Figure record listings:
## begin

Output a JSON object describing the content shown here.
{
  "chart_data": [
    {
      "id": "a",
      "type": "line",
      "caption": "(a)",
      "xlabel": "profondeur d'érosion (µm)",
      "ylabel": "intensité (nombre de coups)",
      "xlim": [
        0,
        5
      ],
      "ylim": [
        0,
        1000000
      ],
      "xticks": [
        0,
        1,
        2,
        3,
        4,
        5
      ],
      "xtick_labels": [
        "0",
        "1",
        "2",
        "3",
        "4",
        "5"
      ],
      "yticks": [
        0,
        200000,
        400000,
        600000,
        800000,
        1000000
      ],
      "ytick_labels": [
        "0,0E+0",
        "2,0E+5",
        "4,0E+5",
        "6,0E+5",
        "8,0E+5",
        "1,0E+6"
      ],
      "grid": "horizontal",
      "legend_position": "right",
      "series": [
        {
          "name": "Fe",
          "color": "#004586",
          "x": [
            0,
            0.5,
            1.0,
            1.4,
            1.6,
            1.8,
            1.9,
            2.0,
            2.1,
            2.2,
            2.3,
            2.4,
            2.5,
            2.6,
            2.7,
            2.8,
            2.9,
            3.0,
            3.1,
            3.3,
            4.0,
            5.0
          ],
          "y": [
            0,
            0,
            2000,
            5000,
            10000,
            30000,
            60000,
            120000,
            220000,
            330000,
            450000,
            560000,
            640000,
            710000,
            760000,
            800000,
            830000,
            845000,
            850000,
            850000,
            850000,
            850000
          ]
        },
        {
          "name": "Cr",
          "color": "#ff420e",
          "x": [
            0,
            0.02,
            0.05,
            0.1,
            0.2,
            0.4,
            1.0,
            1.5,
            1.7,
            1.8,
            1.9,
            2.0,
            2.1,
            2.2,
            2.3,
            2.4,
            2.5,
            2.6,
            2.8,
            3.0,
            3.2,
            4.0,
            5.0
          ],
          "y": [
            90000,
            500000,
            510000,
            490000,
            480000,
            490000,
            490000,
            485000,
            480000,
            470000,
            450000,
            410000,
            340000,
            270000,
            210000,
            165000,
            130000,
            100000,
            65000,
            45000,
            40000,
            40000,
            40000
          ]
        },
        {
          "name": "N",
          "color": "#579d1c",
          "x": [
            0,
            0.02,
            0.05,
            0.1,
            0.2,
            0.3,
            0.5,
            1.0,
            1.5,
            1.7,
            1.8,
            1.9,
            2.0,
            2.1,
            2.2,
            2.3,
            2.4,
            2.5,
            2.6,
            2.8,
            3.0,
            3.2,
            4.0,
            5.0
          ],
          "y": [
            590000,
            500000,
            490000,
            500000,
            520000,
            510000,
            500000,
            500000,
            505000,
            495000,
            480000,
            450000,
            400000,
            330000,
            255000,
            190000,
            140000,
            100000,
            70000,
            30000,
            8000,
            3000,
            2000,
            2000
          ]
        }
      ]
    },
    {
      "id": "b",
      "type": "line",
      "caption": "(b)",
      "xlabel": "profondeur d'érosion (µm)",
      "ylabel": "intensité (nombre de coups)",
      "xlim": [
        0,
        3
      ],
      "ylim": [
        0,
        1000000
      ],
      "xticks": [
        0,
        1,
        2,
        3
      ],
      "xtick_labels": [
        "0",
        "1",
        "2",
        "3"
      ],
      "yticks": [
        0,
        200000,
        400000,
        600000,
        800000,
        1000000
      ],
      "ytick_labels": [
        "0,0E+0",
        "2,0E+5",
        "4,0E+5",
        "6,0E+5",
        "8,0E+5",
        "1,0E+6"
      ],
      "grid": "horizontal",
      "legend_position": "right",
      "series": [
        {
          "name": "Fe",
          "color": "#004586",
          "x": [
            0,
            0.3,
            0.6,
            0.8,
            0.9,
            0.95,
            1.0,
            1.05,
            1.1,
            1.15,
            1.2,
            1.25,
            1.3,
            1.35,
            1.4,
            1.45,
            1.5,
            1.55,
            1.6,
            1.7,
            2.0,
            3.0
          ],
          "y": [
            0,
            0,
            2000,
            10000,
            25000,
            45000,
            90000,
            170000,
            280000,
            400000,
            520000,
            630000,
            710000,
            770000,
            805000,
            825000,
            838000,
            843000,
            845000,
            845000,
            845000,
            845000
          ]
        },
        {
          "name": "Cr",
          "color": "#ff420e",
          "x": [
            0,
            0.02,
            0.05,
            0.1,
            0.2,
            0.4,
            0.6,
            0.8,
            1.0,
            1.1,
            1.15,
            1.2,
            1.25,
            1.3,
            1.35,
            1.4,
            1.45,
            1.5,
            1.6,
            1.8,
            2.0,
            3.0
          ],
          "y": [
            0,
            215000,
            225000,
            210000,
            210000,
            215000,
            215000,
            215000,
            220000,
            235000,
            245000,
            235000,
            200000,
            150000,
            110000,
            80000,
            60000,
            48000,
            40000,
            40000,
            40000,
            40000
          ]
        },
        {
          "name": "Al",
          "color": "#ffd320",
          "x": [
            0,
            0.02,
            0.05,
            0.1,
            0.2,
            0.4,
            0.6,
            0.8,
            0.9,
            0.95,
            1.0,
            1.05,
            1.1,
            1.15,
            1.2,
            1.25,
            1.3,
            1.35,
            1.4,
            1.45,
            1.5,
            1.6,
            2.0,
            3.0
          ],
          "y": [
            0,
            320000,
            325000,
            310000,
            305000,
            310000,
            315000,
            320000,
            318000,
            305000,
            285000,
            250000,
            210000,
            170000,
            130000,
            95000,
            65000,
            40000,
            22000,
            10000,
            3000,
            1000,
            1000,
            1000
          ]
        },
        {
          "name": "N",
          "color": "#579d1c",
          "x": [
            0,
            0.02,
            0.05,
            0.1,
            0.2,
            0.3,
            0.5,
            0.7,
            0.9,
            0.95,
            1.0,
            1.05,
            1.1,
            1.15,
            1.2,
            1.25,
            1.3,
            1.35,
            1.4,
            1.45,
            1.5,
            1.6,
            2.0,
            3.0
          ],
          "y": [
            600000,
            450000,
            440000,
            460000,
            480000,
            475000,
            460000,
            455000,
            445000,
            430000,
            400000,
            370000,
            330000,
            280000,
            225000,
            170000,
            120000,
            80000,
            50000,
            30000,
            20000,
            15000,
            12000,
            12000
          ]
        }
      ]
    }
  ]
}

## end

- _TASK OBJECTIVE_:
From the records above, please extract every line and repeat it exactly.

- _TASK OUTPUT_:
Output a JSON object describing the content shown here.
{
  "chart_data": [
    {
      "id": "a",
      "type": "line",
      "caption": "(a)",
      "xlabel": "profondeur d'érosion (µm)",
      "ylabel": "intensité (nombre de coups)",
      "xlim": [
        0,
        5
      ],
      "ylim": [
        0,
        1000000
      ],
      "xticks": [
        0,
        1,
        2,
        3,
        4,
        5
      ],
      "xtick_labels": [
        "0",
        "1",
        "2",
        "3",
        "4",
        "5"
      ],
      "yticks": [
        0,
        200000,
        400000,
        600000,
        800000,
        1000000
      ],
      "ytick_labels": [
        "0,0E+0",
        "2,0E+5",
        "4,0E+5",
        "6,0E+5",
        "8,0E+5",
        "1,0E+6"
      ],
      "grid": "horizontal",
      "legend_position": "right",
      "series": [
        {
          "name": "Fe",
          "color": "#004586",
          "x": [
            0,
            0.5,
            1.0,
            1.4,
            1.6,
            1.8,
            1.9,
            2.0,
            2.1,
            2.2,
            2.3,
            2.4,
            2.5,
            2.6,
            2.7,
            2.8,
            2.9,
            3.0,
            3.1,
            3.3,
            4.0,
            5.0
          ],
          "y": [
            0,
            0,
            2000,
            5000,
            10000,
            30000,
            60000,
            120000,
            220000,
            330000,
            450000,
            560000,
            640000,
            710000,
            760000,
            800000,
            830000,
            845000,
            850000,
            850000,
            850000,
            850000
          ]
        },
        {
          "name": "Cr",
          "color": "#ff420e",
          "x": [
            0,
            0.02,
            0.05,
            0.1,
            0.2,
            0.4,
            1.0,
            1.5,
            1.7,
            1.8,
            1.9,
            2.0,
            2.1,
            2.2,
            2.3,
            2.4,
            2.5,
            2.6,
            2.8,
            3.0,
            3.2,
            4.0,
            5.0
          ],
          "y": [
            90000,
            500000,
            510000,
            490000,
            480000,
            490000,
            490000,
            485000,
            480000,
            470000,
            450000,
            410000,
            340000,
            270000,
            210000,
            165000,
            130000,
            100000,
            65000,
            45000,
            40000,
            40000,
            40000
          ]
        },
        {
          "name": "N",
          "color": "#579d1c",
          "x": [
            0,
            0.02,
            0.05,
            0.1,
            0.2,
            0.3,
            0.5,
            1.0,
            1.5,
            1.7,
            1.8,
            1.9,
            2.0,
            2.1,
            2.2,
            2.3,
            2.4,
            2.5,
            2.6,
            2.8,
            3.0,
            3.2,
            4.0,
            5.0
          ],
          "y": [
            590000,
            500000,
            490000,
            500000,
            520000,
            510000,
            500000,
            500000,
            505000,
            495000,
            480000,
            450000,
            400000,
            330000,
            255000,
            190000,
            140000,
            100000,
            70000,
            30000,
            8000,
            3000,
            2000,
            2000
          ]
        }
      ]
    },
    {
      "id": "b",
      "type": "line",
      "caption": "(b)",
      "xlabel": "profondeur d'érosion (µm)",
      "ylabel": "intensité (nombre de coups)",
      "xlim": [
        0,
        3
      ],
      "ylim": [
        0,
        1000000
      ],
      "xticks": [
        0,
        1,
        2,
        3
      ],
      "xtick_labels": [
        "0",
        "1",
        "2",
        "3"
      ],
      "yticks": [
        0,
        200000,
        400000,
        600000,
        800000,
        1000000
      ],
      "ytick_labels": [
        "0,0E+0",
        "2,0E+5",
        "4,0E+5",
        "6,0E+5",
        "8,0E+5",
        "1,0E+6"
      ],
      "grid": "horizontal",
      "legend_position": "right",
      "series": [
        {
          "name": "Fe",
          "color": "#004586",
          "x": [
            0,
            0.3,
            0.6,
            0.8,
            0.9,
            0.95,
            1.0,
            1.05,
            1.1,
            1.15,
            1.2,
            1.25,
            1.3,
            1.35,
            1.4,
            1.45,
            1.5,
            1.55,
            1.6,
            1.7,
            2.0,
            3.0
          ],
          "y": [
            0,
            0,
            2000,
            10000,
            25000,
            45000,
            90000,
            170000,
            280000,
            400000,
            520000,
            630000,
            710000,
            770000,
            805000,
            825000,
            838000,
            843000,
            845000,
            845000,
            845000,
            845000
          ]
        },
        {
          "name": "Cr",
          "color": "#ff420e",
          "x": [
            0,
            0.02,
            0.05,
            0.1,
            0.2,
            0.4,
            0.6,
            0.8,
            1.0,
            1.1,
            1.15,
            1.2,
            1.25,
            1.3,
            1.35,
            1.4,
            1.45,
            1.5,
            1.6,
            1.8,
            2.0,
            3.0
          ],
          "y": [
            0,
            215000,
            225000,
            210000,
            210000,
            215000,
            215000,
            215000,
            220000,
            235000,
            245000,
            235000,
            200000,
            150000,
            110000,
            80000,
            60000,
            48000,
            40000,
            40000,
            40000,
            40000
          ]
        },
        {
          "name": "Al",
          "color": "#ffd320",
          "x": [
            0,
            0.02,
            0.05,
            0.1,
            0.2,
            0.4,
            0.6,
            0.8,
            0.9,
            0.95,
            1.0,
            1.05,
            1.1,
            1.15,
            1.2,
            1.25,
            1.3,
            1.35,
            1.4,
            1.45,
            1.5,
            1.6,
            2.0,
            3.0
          ],
          "y": [
            0,
            320000,
            325000,
            310000,
            305000,
            310000,
            315000,
            320000,
            318000,
            305000,
            285000,
            250000,
            210000,
            170000,
            130000,
            95000,
            65000,
            40000,
            22000,
            10000,
            3000,
            1000,
            1000,
            1000
          ]
        },
        {
          "name": "N",
          "color": "#579d1c",
          "x": [
            0,
            0.02,
            0.05,
            0.1,
            0.2,
            0.3,
            0.5,
            0.7,
            0.9,
            0.95,
            1.0,
            1.05,
            1.1,
            1.15,
            1.2,
            1.25,
            1.3,
            1.35,
            1.4,
            1.45,
            1.5,
            1.6,
            2.0,
            3.0
          ],
          "y": [
            600000,
            450000,
            440000,
            460000,
            480000,
            475000,
            460000,
            455000,
            445000,
            430000,
            400000,
            370000,
            330000,
            280000,
            225000,
            170000,
            120000,
            80000,
            50000,
            30000,
            20000,
            15000,
            12000,
            12000
          ]
        }
      ]
    }
  ]
}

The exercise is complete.